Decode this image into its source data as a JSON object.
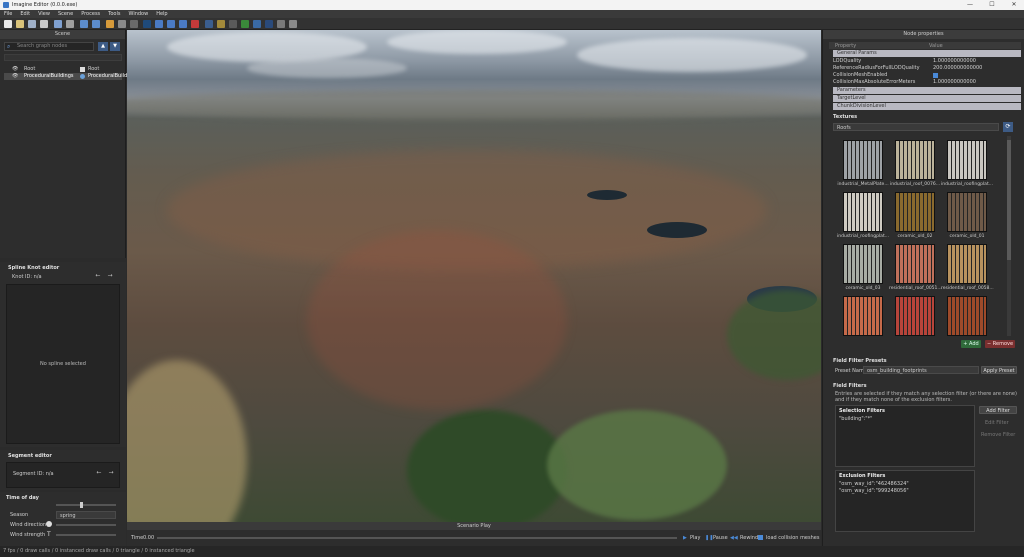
{
  "window": {
    "title": "Imagine Editor (0.0.0.exe)",
    "minimize": "—",
    "maximize": "☐",
    "close": "✕"
  },
  "menu": [
    "File",
    "Edit",
    "View",
    "Scene",
    "Process",
    "Tools",
    "Window",
    "Help"
  ],
  "scene_panel": {
    "title": "Scene",
    "search_placeholder": "Search graph nodes",
    "tree": [
      {
        "label": "Root",
        "type": "Root"
      },
      {
        "label": "ProceduralBuildings",
        "type": "ProceduralBuildings"
      }
    ]
  },
  "spline_editor": {
    "title": "Spline Knot editor",
    "knot_id": "Knot ID: n/a",
    "empty": "No spline selected"
  },
  "segment_editor": {
    "title": "Segment editor",
    "segment_id": "Segment ID: n/a"
  },
  "time_of_day": {
    "title": "Time of day",
    "season_label": "Season",
    "season_value": "spring",
    "wind_direction_label": "Wind direction",
    "wind_strength_label": "Wind strength"
  },
  "viewport": {
    "header": "Scenario Play",
    "time_label": "Time",
    "time_value": "0.00",
    "play": "Play",
    "pause": "Pause",
    "rewind": "Rewind",
    "load_collision": "load collision meshes"
  },
  "status": "7 fps / 0 draw calls / 0 instanced draw calls / 0 triangle / 0 instanced triangle",
  "node_properties": {
    "title": "Node properties",
    "col_property": "Property",
    "col_value": "Value",
    "group_general": "General Params",
    "rows": [
      {
        "name": "LODQuality",
        "value": "1.000000000000"
      },
      {
        "name": "ReferenceRadiusForFullLODQuality",
        "value": "200.000000000000"
      },
      {
        "name": "CollisionMeshEnabled",
        "value": ""
      },
      {
        "name": "CollisionMaxAbsoluteErrorMeters",
        "value": "1.000000000000"
      }
    ],
    "groups": [
      "Parameters",
      "TargetLevel",
      "ChunkDivisionLevel"
    ]
  },
  "textures": {
    "title": "Textures",
    "filter_value": "Roofs",
    "items": [
      {
        "label": "industrial_MetalPlate...",
        "color": "#9ea2a6"
      },
      {
        "label": "industrial_roof_0076...",
        "color": "#bcb39a"
      },
      {
        "label": "industrial_roofingplat...",
        "color": "#c9c6c0"
      },
      {
        "label": "industrial_roofingplat...",
        "color": "#cfcbc2"
      },
      {
        "label": "ceramic_old_02",
        "color": "#8a6a2e"
      },
      {
        "label": "ceramic_old_01",
        "color": "#6f5a48"
      },
      {
        "label": "ceramic_old_03",
        "color": "#a8aca4"
      },
      {
        "label": "residential_roof_0051...",
        "color": "#c0705a"
      },
      {
        "label": "residential_roof_0058...",
        "color": "#b8925e"
      },
      {
        "label": "",
        "color": "#c66a4a"
      },
      {
        "label": "",
        "color": "#b8443a"
      },
      {
        "label": "",
        "color": "#9e4a2a"
      }
    ],
    "add": "Add",
    "remove": "Remove"
  },
  "field_filter_presets": {
    "title": "Field Filter Presets",
    "preset_label": "Preset Name",
    "preset_value": "osm_building_footprints",
    "apply": "Apply Preset"
  },
  "field_filters": {
    "title": "Field Filters",
    "description": "Entries are selected if they match any selection filter (or there are none) and if they match none of the exclusion filters.",
    "selection_title": "Selection Filters",
    "selection_items": [
      "\"building\":\"*\""
    ],
    "add_filter": "Add Filter",
    "edit_filter": "Edit Filter",
    "remove_filter": "Remove Filter",
    "exclusion_title": "Exclusion Filters",
    "exclusion_items": [
      "\"osm_way_id\":\"462486324\"",
      "\"osm_way_id\":\"999248056\""
    ]
  }
}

_What the task requires:_ Leave out all pictures, then copy the remaining material exactly.

_Written reply:_
Decode this image into its source data as a JSON object.
{
  "window": {
    "title": "Imagine Editor (0.0.0.exe)",
    "minimize": "—",
    "maximize": "☐",
    "close": "✕"
  },
  "menu": [
    "File",
    "Edit",
    "View",
    "Scene",
    "Process",
    "Tools",
    "Window",
    "Help"
  ],
  "scene_panel": {
    "title": "Scene",
    "search_placeholder": "Search graph nodes",
    "tree": [
      {
        "label": "Root",
        "type": "Root"
      },
      {
        "label": "ProceduralBuildings",
        "type": "ProceduralBuildings"
      }
    ]
  },
  "spline_editor": {
    "title": "Spline Knot editor",
    "knot_id": "Knot ID: n/a",
    "empty": "No spline selected"
  },
  "segment_editor": {
    "title": "Segment editor",
    "segment_id": "Segment ID: n/a"
  },
  "time_of_day": {
    "title": "Time of day",
    "season_label": "Season",
    "season_value": "spring",
    "wind_direction_label": "Wind direction",
    "wind_strength_label": "Wind strength"
  },
  "viewport": {
    "header": "Scenario Play",
    "time_label": "Time",
    "time_value": "0.00",
    "play": "Play",
    "pause": "Pause",
    "rewind": "Rewind",
    "load_collision": "load collision meshes"
  },
  "status": "7 fps / 0 draw calls / 0 instanced draw calls / 0 triangle / 0 instanced triangle",
  "node_properties": {
    "title": "Node properties",
    "col_property": "Property",
    "col_value": "Value",
    "group_general": "General Params",
    "rows": [
      {
        "name": "LODQuality",
        "value": "1.000000000000"
      },
      {
        "name": "ReferenceRadiusForFullLODQuality",
        "value": "200.000000000000"
      },
      {
        "name": "CollisionMeshEnabled",
        "value": ""
      },
      {
        "name": "CollisionMaxAbsoluteErrorMeters",
        "value": "1.000000000000"
      }
    ],
    "groups": [
      "Parameters",
      "TargetLevel",
      "ChunkDivisionLevel"
    ]
  },
  "textures": {
    "title": "Textures",
    "filter_value": "Roofs",
    "items": [
      {
        "label": "industrial_MetalPlate...",
        "color": "#9ea2a6"
      },
      {
        "label": "industrial_roof_0076...",
        "color": "#bcb39a"
      },
      {
        "label": "industrial_roofingplat...",
        "color": "#c9c6c0"
      },
      {
        "label": "industrial_roofingplat...",
        "color": "#cfcbc2"
      },
      {
        "label": "ceramic_old_02",
        "color": "#8a6a2e"
      },
      {
        "label": "ceramic_old_01",
        "color": "#6f5a48"
      },
      {
        "label": "ceramic_old_03",
        "color": "#a8aca4"
      },
      {
        "label": "residential_roof_0051...",
        "color": "#c0705a"
      },
      {
        "label": "residential_roof_0058...",
        "color": "#b8925e"
      },
      {
        "label": "",
        "color": "#c66a4a"
      },
      {
        "label": "",
        "color": "#b8443a"
      },
      {
        "label": "",
        "color": "#9e4a2a"
      }
    ],
    "add": "Add",
    "remove": "Remove"
  },
  "field_filter_presets": {
    "title": "Field Filter Presets",
    "preset_label": "Preset Name",
    "preset_value": "osm_building_footprints",
    "apply": "Apply Preset"
  },
  "field_filters": {
    "title": "Field Filters",
    "description": "Entries are selected if they match any selection filter (or there are none) and if they match none of the exclusion filters.",
    "selection_title": "Selection Filters",
    "selection_items": [
      "\"building\":\"*\""
    ],
    "add_filter": "Add Filter",
    "edit_filter": "Edit Filter",
    "remove_filter": "Remove Filter",
    "exclusion_title": "Exclusion Filters",
    "exclusion_items": [
      "\"osm_way_id\":\"462486324\"",
      "\"osm_way_id\":\"999248056\""
    ]
  }
}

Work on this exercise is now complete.